Given request: Copy every line of the records below where the word "APIConnector" occurs.
START Records for the task
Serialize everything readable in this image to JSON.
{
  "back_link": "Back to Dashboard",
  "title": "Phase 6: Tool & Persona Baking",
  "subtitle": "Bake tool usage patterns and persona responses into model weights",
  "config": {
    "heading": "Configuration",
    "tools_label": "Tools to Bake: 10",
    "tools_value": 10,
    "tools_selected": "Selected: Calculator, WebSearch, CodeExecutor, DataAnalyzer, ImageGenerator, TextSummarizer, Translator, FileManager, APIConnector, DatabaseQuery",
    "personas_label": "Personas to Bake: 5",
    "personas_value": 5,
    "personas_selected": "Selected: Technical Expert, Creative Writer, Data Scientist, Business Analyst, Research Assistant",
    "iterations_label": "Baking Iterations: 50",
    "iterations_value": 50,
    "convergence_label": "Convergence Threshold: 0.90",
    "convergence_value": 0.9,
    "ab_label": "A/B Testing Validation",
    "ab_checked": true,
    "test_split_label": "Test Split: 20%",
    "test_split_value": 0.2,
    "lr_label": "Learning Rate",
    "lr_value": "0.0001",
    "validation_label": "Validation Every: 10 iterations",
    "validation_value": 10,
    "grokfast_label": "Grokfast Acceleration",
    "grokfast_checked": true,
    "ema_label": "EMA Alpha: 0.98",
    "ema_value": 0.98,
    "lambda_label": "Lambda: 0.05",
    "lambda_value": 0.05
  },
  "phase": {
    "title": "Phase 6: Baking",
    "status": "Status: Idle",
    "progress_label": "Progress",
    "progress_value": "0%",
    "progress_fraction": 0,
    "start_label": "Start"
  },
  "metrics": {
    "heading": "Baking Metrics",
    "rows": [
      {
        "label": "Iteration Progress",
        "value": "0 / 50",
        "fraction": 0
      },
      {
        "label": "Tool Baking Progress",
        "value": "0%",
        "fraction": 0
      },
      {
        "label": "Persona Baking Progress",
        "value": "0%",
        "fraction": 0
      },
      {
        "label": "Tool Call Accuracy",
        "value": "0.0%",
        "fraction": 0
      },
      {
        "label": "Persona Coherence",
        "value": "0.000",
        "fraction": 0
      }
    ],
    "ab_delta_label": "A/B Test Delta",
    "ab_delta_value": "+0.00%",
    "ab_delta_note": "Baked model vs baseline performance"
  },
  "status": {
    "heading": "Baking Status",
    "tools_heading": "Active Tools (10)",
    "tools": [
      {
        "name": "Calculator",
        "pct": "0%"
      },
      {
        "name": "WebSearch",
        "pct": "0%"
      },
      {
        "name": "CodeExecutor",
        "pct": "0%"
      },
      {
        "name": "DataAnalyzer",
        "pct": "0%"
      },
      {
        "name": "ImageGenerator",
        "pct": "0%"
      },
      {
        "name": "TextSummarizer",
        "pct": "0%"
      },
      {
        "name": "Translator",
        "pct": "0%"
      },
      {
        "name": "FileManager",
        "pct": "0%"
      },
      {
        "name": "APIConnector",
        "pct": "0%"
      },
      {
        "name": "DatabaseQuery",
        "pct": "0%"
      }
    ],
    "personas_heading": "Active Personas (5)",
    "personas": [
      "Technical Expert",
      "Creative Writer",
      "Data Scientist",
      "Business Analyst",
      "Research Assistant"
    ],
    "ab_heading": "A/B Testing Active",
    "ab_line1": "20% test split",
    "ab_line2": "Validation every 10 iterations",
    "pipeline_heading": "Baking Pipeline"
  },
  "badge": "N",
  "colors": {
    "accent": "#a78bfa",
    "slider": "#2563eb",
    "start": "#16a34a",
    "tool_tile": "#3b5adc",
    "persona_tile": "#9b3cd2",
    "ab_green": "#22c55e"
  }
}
END Records for the task
The solution:
    "tools_selected": "Selected: Calculator, WebSearch, CodeExecutor, DataAnalyzer, ImageGenerator, TextSummarizer, Translator, FileManager, APIConnector, DatabaseQuery",
        "name": "APIConnector",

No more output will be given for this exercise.